— Given records —
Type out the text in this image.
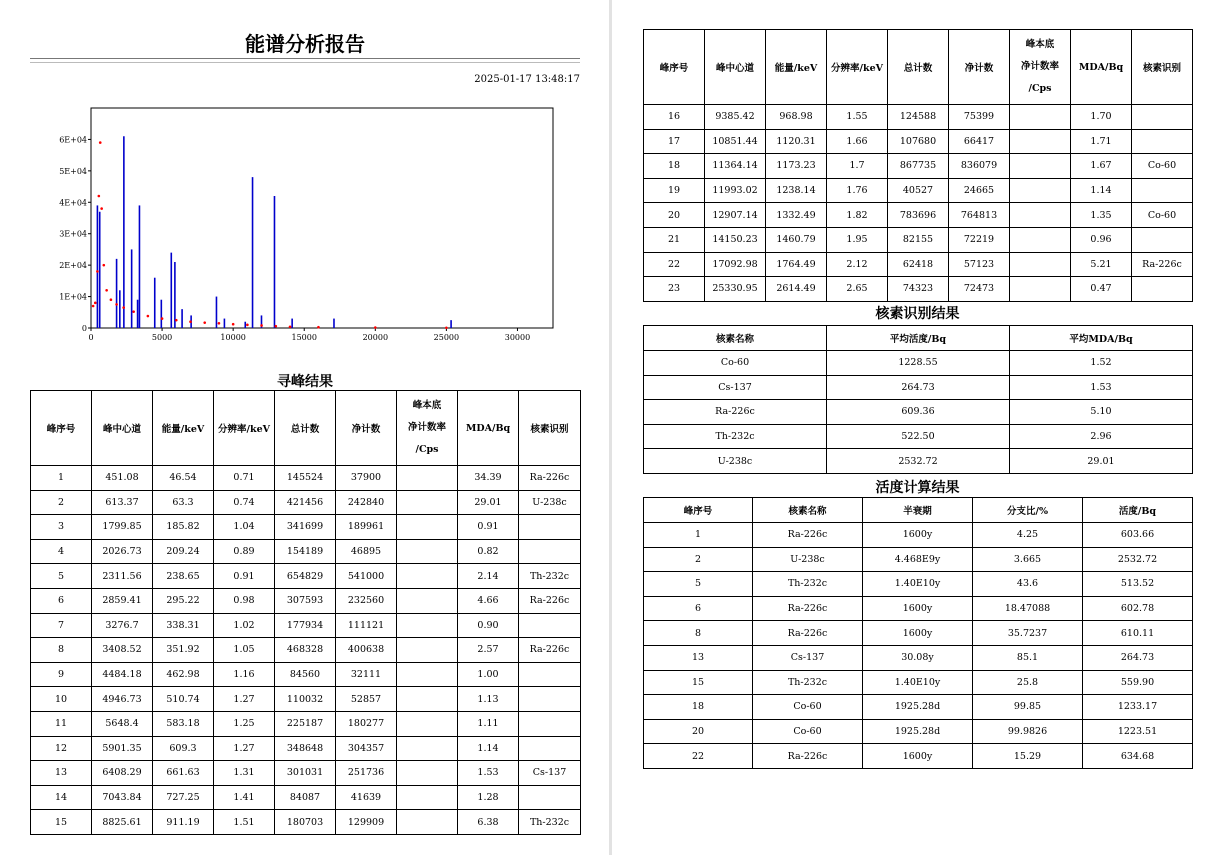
能谱分析报告
2025-01-17 13:48:17
0
1E+04
2E+04
3E+04
4E+04
5E+04
6E+04
0	5000	10000	15000	20000	25000	30000
寻峰结果
峰序号	峰中心道	能量/keV	分辨率/keV	总计数	净计数	峰本底
净计数率
/Cps	MDA/Bq	核素识别
1	451.08	46.54	0.71	145524	37900		34.39	Ra-226c
2	613.37	63.3	0.74	421456	242840		29.01	U-238c
3	1799.85	185.82	1.04	341699	189961		0.91	
4	2026.73	209.24	0.89	154189	46895		0.82	
5	2311.56	238.65	0.91	654829	541000		2.14	Th-232c
6	2859.41	295.22	0.98	307593	232560		4.66	Ra-226c
7	3276.7	338.31	1.02	177934	111121		0.90	
8	3408.52	351.92	1.05	468328	400638		2.57	Ra-226c
9	4484.18	462.98	1.16	84560	32111		1.00	
10	4946.73	510.74	1.27	110032	52857		1.13	
11	5648.4	583.18	1.25	225187	180277		1.11	
12	5901.35	609.3	1.27	348648	304357		1.14	
13	6408.29	661.63	1.31	301031	251736		1.53	Cs-137
14	7043.84	727.25	1.41	84087	41639		1.28	
15	8825.61	911.19	1.51	180703	129909		6.38	Th-232c
峰序号	峰中心道	能量/keV	分辨率/keV	总计数	净计数	峰本底
净计数率
/Cps	MDA/Bq	核素识别
16	9385.42	968.98	1.55	124588	75399		1.70	
17	10851.44	1120.31	1.66	107680	66417		1.71	
18	11364.14	1173.23	1.7	867735	836079		1.67	Co-60
19	11993.02	1238.14	1.76	40527	24665		1.14	
20	12907.14	1332.49	1.82	783696	764813		1.35	Co-60
21	14150.23	1460.79	1.95	82155	72219		0.96	
22	17092.98	1764.49	2.12	62418	57123		5.21	Ra-226c
23	25330.95	2614.49	2.65	74323	72473		0.47	
核素识别结果
核素名称	平均活度/Bq	平均MDA/Bq
Co-60	1228.55	1.52
Cs-137	264.73	1.53
Ra-226c	609.36	5.10
Th-232c	522.50	2.96
U-238c	2532.72	29.01
活度计算结果
峰序号	核素名称	半衰期	分支比/%	活度/Bq
1	Ra-226c	1600y	4.25	603.66
2	U-238c	4.468E9y	3.665	2532.72
5	Th-232c	1.40E10y	43.6	513.52
6	Ra-226c	1600y	18.47088	602.78
8	Ra-226c	1600y	35.7237	610.11
13	Cs-137	30.08y	85.1	264.73
15	Th-232c	1.40E10y	25.8	559.90
18	Co-60	1925.28d	99.85	1233.17
20	Co-60	1925.28d	99.9826	1223.51
22	Ra-226c	1600y	15.29	634.68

— What you should do —
Scan the material above for the word "核素名称". Copy each line where it occurs.

— Exercise solution —
核素名称	平均活度/Bq	平均MDA/Bq
峰序号	核素名称	半衰期	分支比/%	活度/Bq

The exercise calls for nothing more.